DATASET EXCERPTS

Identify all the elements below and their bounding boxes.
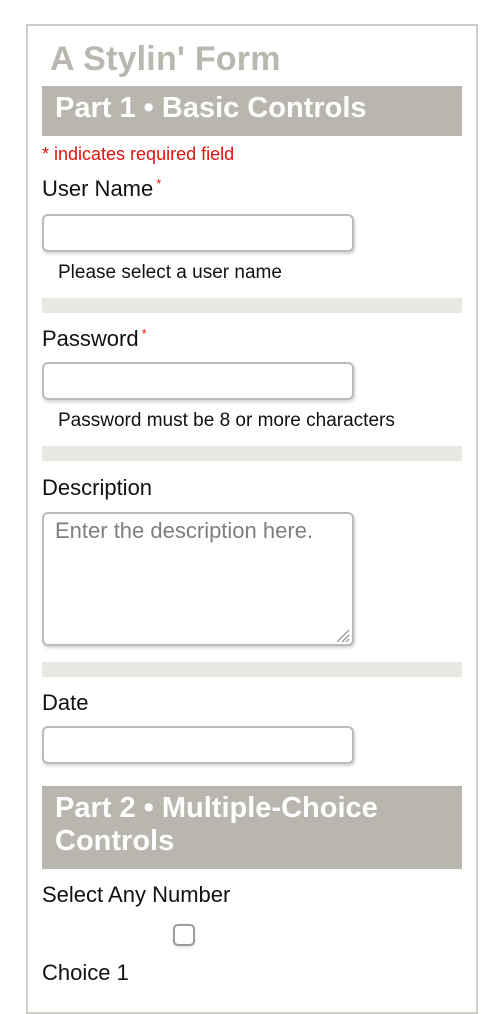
choice-1-checkbox[interactable] [173,924,195,946]
field-divider [42,298,462,313]
password-hint: Password must be 8 or more characters [58,410,395,431]
date-label: Date [42,690,89,715]
password-label-text: Password [42,326,139,351]
form-title: A Stylin' Form [50,40,281,78]
description-textarea[interactable] [42,512,354,646]
password-label: Password * [42,326,147,352]
field-divider [42,446,462,461]
field-divider [42,662,462,677]
section-header-part2: Part 2 • Multiple-Choice Controls [42,786,462,869]
date-input[interactable] [42,726,354,764]
required-marker: * [156,176,162,191]
username-hint: Please select a user name [58,262,282,283]
choice-1-label: Choice 1 [42,960,129,985]
username-input[interactable] [42,214,354,252]
resize-grip-icon[interactable] [334,627,350,643]
username-label-text: User Name [42,176,154,201]
section-header-part1: Part 1 • Basic Controls [42,86,462,136]
username-label: User Name * [42,176,161,202]
description-label: Description [42,475,153,500]
password-input[interactable] [42,362,354,400]
select-group-label: Select Any Number [42,882,231,907]
required-marker: * [141,326,147,341]
required-field-note: * indicates required field [42,144,235,164]
form-container: A Stylin' Form Part 1 • Basic Controls *… [26,24,478,1014]
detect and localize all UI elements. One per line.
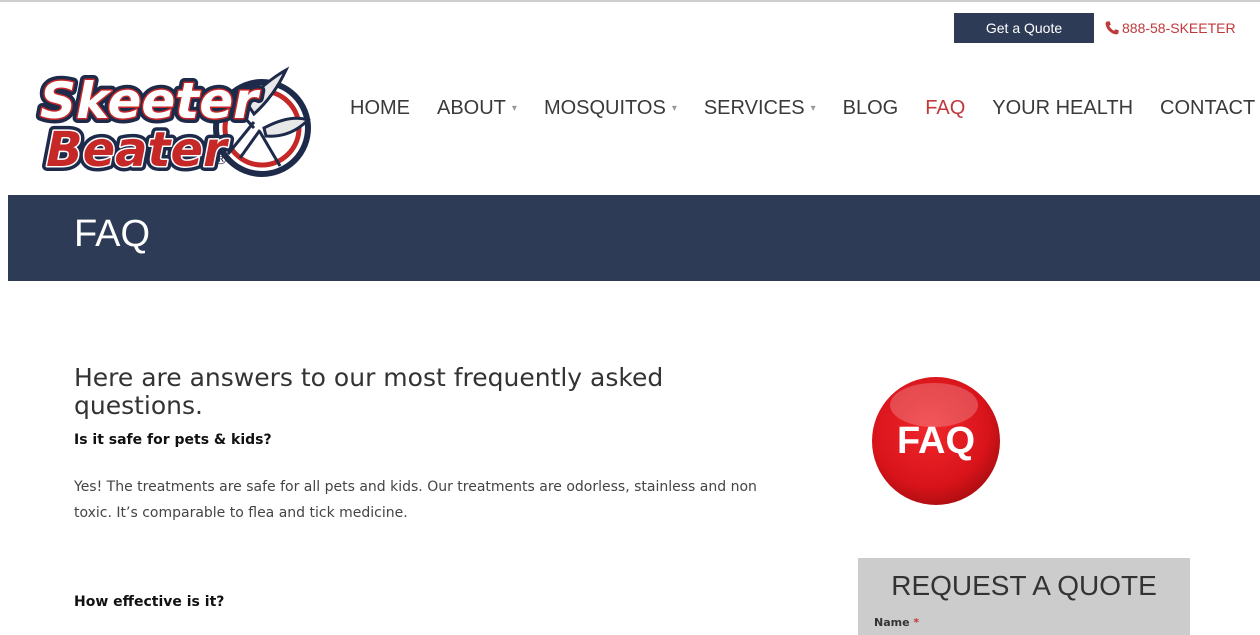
nav-label: YOUR HEALTH (992, 96, 1134, 119)
chevron-down-icon: ▾ (511, 102, 517, 114)
phone-link[interactable]: 888-58-SKEETER (1104, 13, 1236, 43)
get-a-quote-button[interactable]: Get a Quote (954, 13, 1094, 43)
faq-badge-icon: FAQ (872, 377, 1000, 505)
nav-services[interactable]: SERVICES ▾ (704, 97, 816, 120)
top-border (0, 0, 1260, 2)
svg-text:Beater: Beater (46, 122, 230, 178)
name-label-text: Name (874, 616, 910, 629)
phone-number: 888-58-SKEETER (1122, 20, 1236, 36)
chevron-down-icon: ▾ (810, 102, 816, 114)
nav-your-health[interactable]: YOUR HEALTH (992, 97, 1133, 120)
main-nav: HOME ABOUT ▾ MOSQUITOS ▾ SERVICES ▾ BLOG FA… (350, 92, 1255, 124)
name-field-label: Name * (874, 616, 919, 629)
faq-answer: Yes! The treatments are safe for all pet… (74, 479, 757, 521)
phone-icon (1105, 21, 1119, 35)
nav-label: HOME (350, 96, 410, 119)
nav-label: BLOG (842, 96, 899, 119)
nav-mosquitos[interactable]: MOSQUITOS ▾ (544, 97, 677, 120)
svg-text:®: ® (214, 152, 228, 168)
chevron-down-icon: ▾ (671, 102, 677, 114)
faq-badge-text: FAQ (897, 420, 975, 462)
skeeter-beater-logo[interactable]: Skeeter Skeeter Skeeter Beater Beater Be… (28, 62, 314, 182)
nav-faq[interactable]: FAQ (925, 97, 965, 120)
page-banner: FAQ (8, 195, 1260, 281)
nav-label: SERVICES (703, 96, 805, 119)
nav-label: CONTACT (1160, 96, 1256, 119)
nav-contact[interactable]: CONTACT (1160, 97, 1255, 120)
nav-label: FAQ (925, 96, 966, 119)
intro-heading: Here are answers to our most frequently … (74, 363, 664, 420)
nav-label: ABOUT (437, 96, 506, 119)
nav-blog[interactable]: BLOG (843, 97, 899, 120)
nav-about[interactable]: ABOUT ▾ (437, 97, 517, 120)
faq-question: Is it safe for pets & kids? (74, 432, 272, 448)
faq-question: How effective is it? (74, 594, 225, 610)
nav-home[interactable]: HOME (350, 97, 410, 120)
request-quote-title: REQUEST A QUOTE (891, 570, 1157, 601)
nav-label: MOSQUITOS (543, 96, 666, 119)
page-title: FAQ (74, 213, 151, 255)
required-mark: * (913, 616, 920, 629)
request-quote-form: REQUEST A QUOTE Name * (858, 558, 1190, 635)
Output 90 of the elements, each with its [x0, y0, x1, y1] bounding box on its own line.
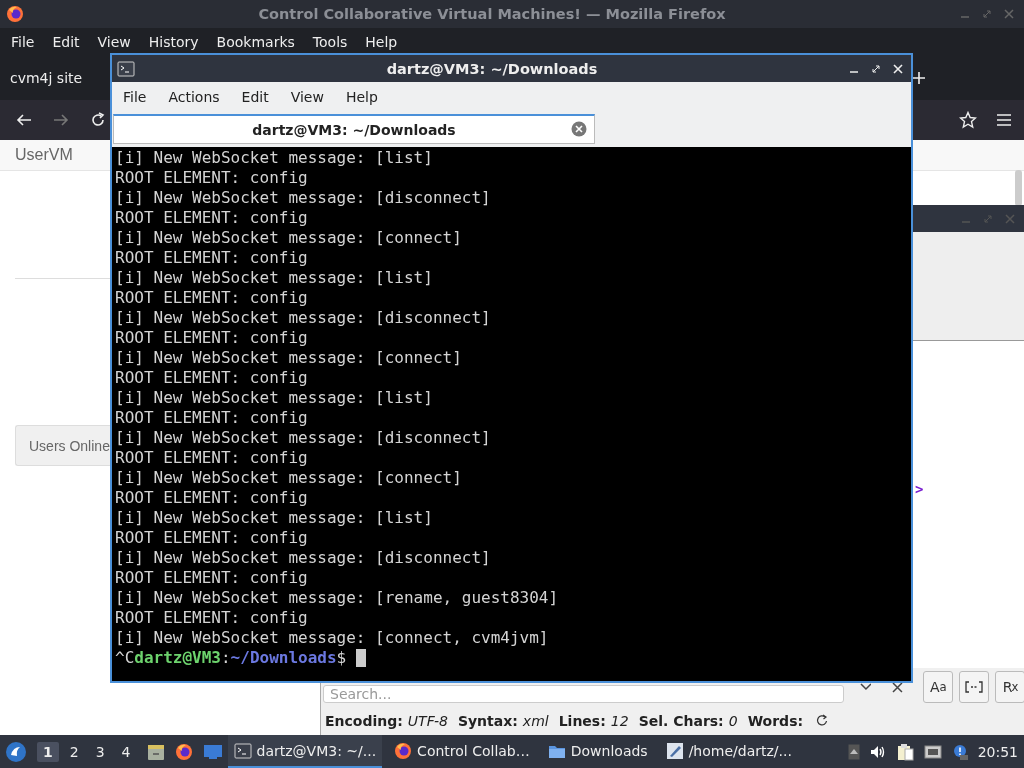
terminal-line: ROOT ELEMENT: config	[115, 528, 308, 548]
browser-tab[interactable]: cvm4j site	[0, 69, 93, 86]
star-icon[interactable]	[959, 111, 977, 129]
terminal-line: [i] New WebSocket message: [disconnect]	[115, 308, 491, 328]
terminal-line: [i] New WebSocket message: [disconnect]	[115, 428, 491, 448]
notification-icon[interactable]	[951, 743, 968, 760]
workspace-button[interactable]: 1	[37, 741, 59, 762]
terminal-line: ROOT ELEMENT: config	[115, 408, 308, 428]
status-label: Sel. Chars:	[638, 712, 724, 729]
status-value: UTF-8	[407, 712, 448, 729]
menu-item[interactable]: Tools	[305, 33, 355, 50]
terminal-line: [i] New WebSocket message: [list]	[115, 268, 433, 288]
menu-item[interactable]: File	[4, 33, 42, 50]
status-label: Syntax:	[457, 712, 518, 729]
terminal-line: ROOT ELEMENT: config	[115, 168, 308, 188]
terminal-line: [i] New WebSocket message: [list]	[115, 508, 433, 528]
terminal-line: [i] New WebSocket message: [disconnect]	[115, 548, 491, 568]
terminal-line: [i] New WebSocket message: [list]	[115, 148, 433, 168]
terminal-line: ROOT ELEMENT: config	[115, 368, 308, 388]
terminal-line: [i] New WebSocket message: [connect]	[115, 348, 462, 368]
status-label: Lines:	[558, 712, 606, 729]
tab-label: dartz@VM3: ~/Downloads	[252, 121, 456, 138]
whole-word-button[interactable]	[959, 671, 990, 703]
terminal-line: ROOT ELEMENT: config	[115, 248, 308, 268]
terminal-prompt: ^Cdartz@VM3:~/Downloads$	[115, 648, 347, 668]
menu-item[interactable]: Actions	[159, 89, 229, 105]
terminal-icon	[117, 59, 135, 78]
terminal-icon	[233, 741, 252, 760]
menu-item[interactable]: History	[141, 33, 206, 50]
terminal-line: [i] New WebSocket message: [rename, guest8304]	[115, 588, 559, 608]
menu-item[interactable]: View	[90, 33, 138, 50]
menu-item[interactable]: View	[281, 89, 333, 105]
window-title: Control Collaborative Virtual Machines! — Mozilla Firefox	[257, 6, 727, 22]
menu-item[interactable]: Bookmarks	[209, 33, 302, 50]
close-icon[interactable]	[892, 681, 904, 693]
browser-icon	[394, 741, 413, 760]
file-cabinet-icon[interactable]	[146, 742, 165, 761]
terminal-line: [i] New WebSocket message: [connect, cvm4jvm]	[115, 628, 549, 648]
start-menu-icon[interactable]	[5, 740, 27, 763]
clipboard-icon[interactable]	[895, 742, 914, 761]
menu-item[interactable]: File	[114, 89, 156, 105]
taskbar-button[interactable]: Control Collab…	[388, 735, 536, 768]
terminal-line: [i] New WebSocket message: [connect]	[115, 228, 462, 248]
chevron-down-icon[interactable]	[859, 683, 872, 691]
status-value: xml	[522, 712, 549, 729]
scrollbar	[1015, 170, 1022, 206]
terminal-line: ROOT ELEMENT: config	[115, 448, 308, 468]
terminal-line: ROOT ELEMENT: config	[115, 568, 308, 588]
reload-icon[interactable]	[89, 111, 107, 129]
desktop-icon[interactable]	[202, 743, 223, 760]
users-online-button[interactable]: Users Online	[15, 425, 110, 466]
menu-item[interactable]: Help	[336, 89, 387, 105]
text-cursor	[356, 649, 367, 667]
terminal-tab[interactable]: dartz@VM3: ~/Downloads	[113, 114, 595, 144]
menu-item[interactable]: Help	[358, 33, 405, 50]
workspace-button[interactable]: 4	[115, 741, 137, 762]
maximize-icon[interactable]	[871, 63, 881, 74]
status-label: Words:	[747, 712, 804, 729]
terminal-line: ROOT ELEMENT: config	[115, 328, 308, 348]
terminal-line: ROOT ELEMENT: config	[115, 288, 308, 308]
browser-icon[interactable]	[174, 742, 193, 761]
search-field[interactable]: Search...	[323, 685, 844, 703]
status-value: 0	[728, 712, 738, 729]
page-heading: UserVM	[15, 145, 73, 165]
new-tab-icon[interactable]	[912, 70, 926, 85]
close-tab-icon[interactable]	[571, 121, 587, 137]
workspace-button[interactable]: 3	[89, 741, 111, 762]
terminal-line: ROOT ELEMENT: config	[115, 208, 308, 228]
terminal-line: [i] New WebSocket message: [list]	[115, 388, 433, 408]
menu-item[interactable]: Edit	[232, 89, 278, 105]
terminal-line: ROOT ELEMENT: config	[115, 488, 308, 508]
menu-item[interactable]: Edit	[45, 33, 87, 50]
brackets-icon	[965, 681, 984, 693]
clock: 20:51	[977, 743, 1018, 760]
editor-icon	[665, 741, 684, 760]
workspace-button[interactable]: 2	[63, 741, 85, 762]
refresh-icon[interactable]	[816, 714, 830, 727]
terminal-line: ROOT ELEMENT: config	[115, 608, 308, 628]
menu-icon[interactable]	[996, 113, 1012, 127]
taskbar-button[interactable]: Downloads	[541, 735, 654, 768]
browser-logo-icon	[6, 5, 24, 23]
network-icon[interactable]	[923, 743, 942, 760]
taskbar-button[interactable]: dartz@VM3: ~/...	[227, 735, 383, 768]
status-value: 12	[610, 712, 629, 729]
terminal-line: [i] New WebSocket message: [disconnect]	[115, 188, 491, 208]
terminal-line: [i] New WebSocket message: [connect]	[115, 468, 462, 488]
window-title: dartz@VM3: ~/Downloads	[385, 60, 599, 77]
taskbar-button[interactable]: /home/dartz/...	[659, 735, 798, 768]
status-label: Encoding:	[325, 712, 403, 729]
editor-text: >	[915, 481, 924, 497]
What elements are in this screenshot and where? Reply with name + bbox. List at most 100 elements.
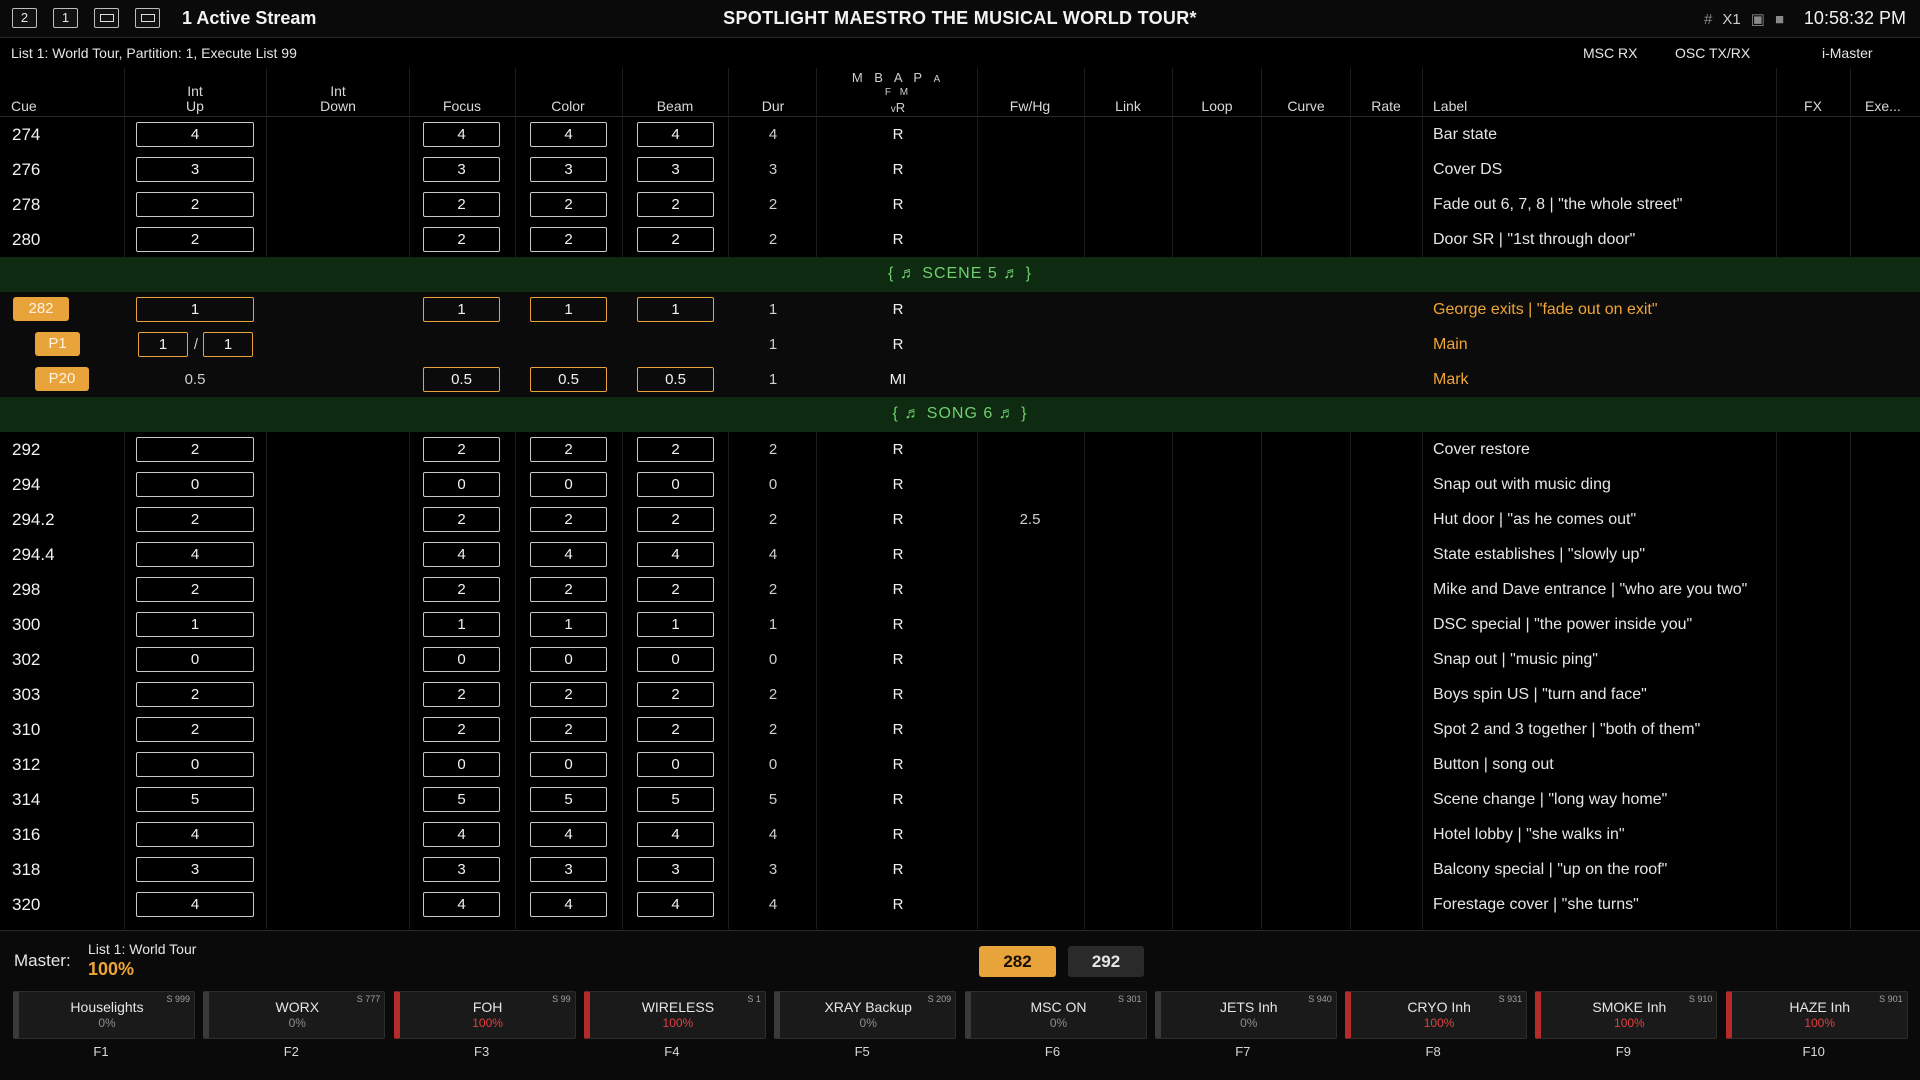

SET PROBLEM
Return the data verbatim, from the line containing "nav-label: YOUR HEALTH (992, 96, 1134, 119)" through the line containing "faq-badge-icon: FAQ (872, 377, 1000, 505)", with both of those lines included.

EXERCISE RESPONSE
nav-label: YOUR HEALTH (992, 96, 1134, 119)
chevron-down-icon: ▾ (511, 102, 517, 114)
phone-link[interactable]: 888-58-SKEETER (1104, 13, 1236, 43)
get-a-quote-button[interactable]: Get a Quote (954, 13, 1094, 43)
faq-badge-icon: FAQ (872, 377, 1000, 505)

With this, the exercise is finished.